Brano riportato:
· · · · ·
Paolo VI (Mirabilis in Ecclesia Deus): Secondo l’insegnamento di Caterina, al primo posto bisogna mettere la potenza del sangue di Cristo e la missione della Chiesa: mediante quel sangue prezioso si è specialmente manifestata la verità del Padre (Lett. 102) e da parte di Cristo la volontà di compierla; e ancora è mostrata la via della dottrina di Cristo, aperta a tutti, che ognuno può percorrere «nel sangue della stessa verità incarnata» (Dial., c. 135). Si ha così questo: negli scritti di Caterina l’umanità di Cristo è collocata proprio al centro di tutta la pietà cristiana, insieme con le verità di fede che nutrono la carità, come sono l’Eucaristia, le sofferenze di Cristo e il suo preziosissimo sangue. La Chiesa, poi, per Caterina, non è altro che Cristo (Lett. 171), poiché nella carità diventa una cosa sola con Cristo, come il Padre e il Figlio sono una cosa sοla (cfr. Gv 17,21). Il suo impegno per la Chiesa e per il Sommo Pontefice fu così straordinario e singolare, da farle offrire la vita a Dio come vittima per essi (cfr. Lett. 371), e questa determinazione fu così ferma, che nei durissimi anni del grande scisma Occidentale contribuì molto col suo prestigio ad aumentare l’amore verso il Corpo Mistico di Cristo. La Vergine Senese considerò sempre il Romano Pontefice cοme «il dolce Cristo in terra» (Lett. 196), al quale si deve sempre amore e obbedienza; e chi non obbedisce a questo Cristo terrestre, che è una cosa sola cοl Cristo celeste (cfr. Lett. 207), non partecipa al frutto del Sangue del Figlio di Dio. Quello poi che Caterina insegna della comunione che passa tra ognuno di noi e gli altri membri del Corpo mistico, e anche del sacro ordine dei Sacerdoti i quali prestano la loro opera a Cristo» come «ministri del sangue» (Dial., c. 117) e infine quello che dice riguardo a tutti i fedeli di Cristo, tutto ciò è perfettamente conforme a quanto insegna il Concilio Vaticano II (cfr. Cost. Lumen Gentium n. 23).
· · · · ·
Dati forniti:
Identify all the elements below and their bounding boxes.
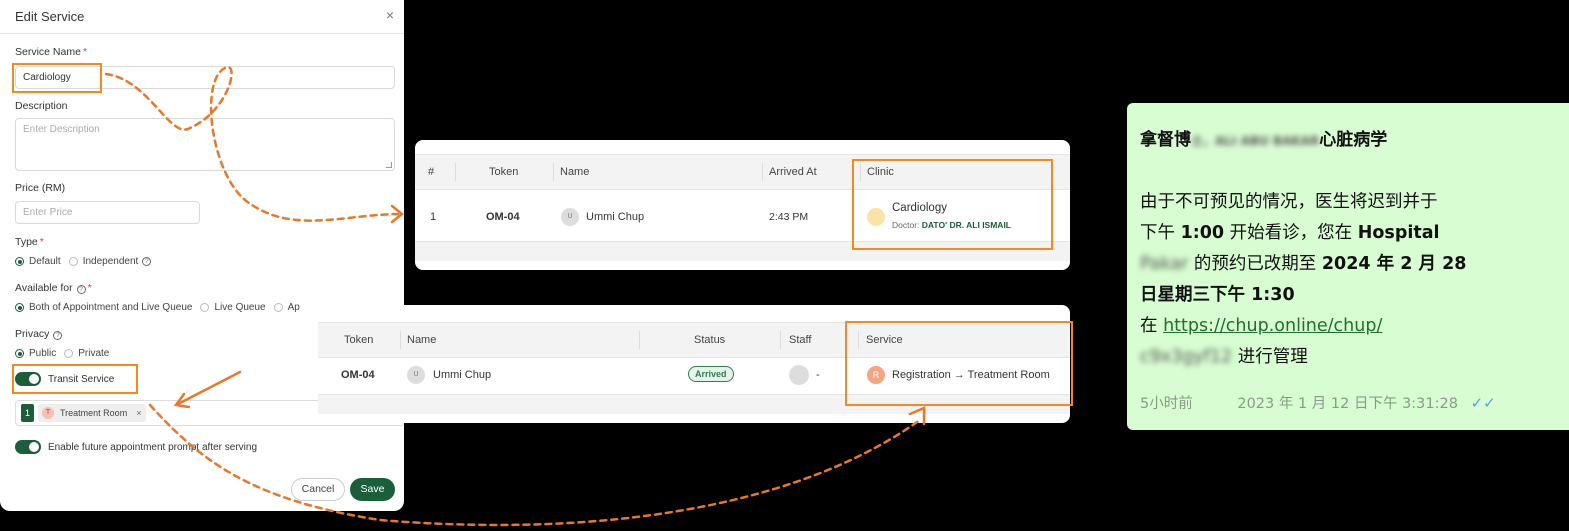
· · · · ·
Cosa si chiede: Trasforma in un elenco puntato più breve il paragrafo del brano su Caterina che comincia con «Secondo l'insegnamento di Caterina», conservandone i fatti principali.

Compito svolto:
- Per Caterina vengono al primo posto la potenza del sangue di Cristo e la missione della Chiesa.
- Nel sangue di Cristo si è manifestata la verità del Padre, e in Cristo la volontà di compierla.
- Quel sangue mostra la via della dottrina di Cristo, aperta a tutti.
- Nei suoi scritti l'umanità di Cristo sta al centro della pietà cristiana, insieme a Eucaristia, sofferenze e sangue di Cristo.
- Per lei la Chiesa non è altro che Cristo, perché nella carità diventa una cosa sola con lui.
- Offrì la vita a Dio come vittima per la Chiesa e per il Papa.
- Durante il grande scisma d'Occidente il suo prestigio accrebbe l'amore verso il Corpo Mistico.
- Chiamava il Papa «il dolce Cristo in terra», a cui si devono amore e obbedienza. Chi non gli obbedisce non partecipa al frutto del sangue del Figlio di Dio.
- Il suo insegnamento sulla comunione nel Corpo mistico, sui sacerdoti «ministri del sangue» e sui fedeli è conforme al Concilio Vaticano II.